WRITTEN REQUEST:
Below are the records; collect from them each line containing the string "JSON".

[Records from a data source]
--------------------------------------------------

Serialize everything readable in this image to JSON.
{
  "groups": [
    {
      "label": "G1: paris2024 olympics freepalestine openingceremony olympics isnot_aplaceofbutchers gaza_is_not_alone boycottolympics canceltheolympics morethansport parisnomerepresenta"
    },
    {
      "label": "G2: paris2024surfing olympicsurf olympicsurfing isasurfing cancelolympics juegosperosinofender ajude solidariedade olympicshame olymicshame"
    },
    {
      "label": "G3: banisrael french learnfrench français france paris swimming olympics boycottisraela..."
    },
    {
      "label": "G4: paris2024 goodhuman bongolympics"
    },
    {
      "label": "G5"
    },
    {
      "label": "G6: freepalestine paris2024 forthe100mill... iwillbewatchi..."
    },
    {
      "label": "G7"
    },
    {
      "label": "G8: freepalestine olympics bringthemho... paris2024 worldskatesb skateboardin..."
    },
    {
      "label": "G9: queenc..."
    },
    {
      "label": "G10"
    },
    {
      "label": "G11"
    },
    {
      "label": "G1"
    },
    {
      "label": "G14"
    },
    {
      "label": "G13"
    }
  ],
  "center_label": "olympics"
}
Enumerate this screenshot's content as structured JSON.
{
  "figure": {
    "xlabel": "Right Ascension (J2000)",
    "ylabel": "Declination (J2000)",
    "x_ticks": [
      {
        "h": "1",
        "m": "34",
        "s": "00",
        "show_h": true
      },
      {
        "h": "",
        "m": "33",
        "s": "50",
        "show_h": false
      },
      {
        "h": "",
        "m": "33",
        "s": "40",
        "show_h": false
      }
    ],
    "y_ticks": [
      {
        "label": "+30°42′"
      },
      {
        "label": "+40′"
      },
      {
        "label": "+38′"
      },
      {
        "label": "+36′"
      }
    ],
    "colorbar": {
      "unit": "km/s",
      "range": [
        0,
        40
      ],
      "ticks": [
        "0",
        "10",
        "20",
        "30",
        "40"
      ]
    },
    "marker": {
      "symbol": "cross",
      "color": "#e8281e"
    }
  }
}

--------------------------------------------------

WRITTEN SOLUTION:
Serialize everything readable in this image to JSON.
Enumerate this screenshot's content as structured JSON.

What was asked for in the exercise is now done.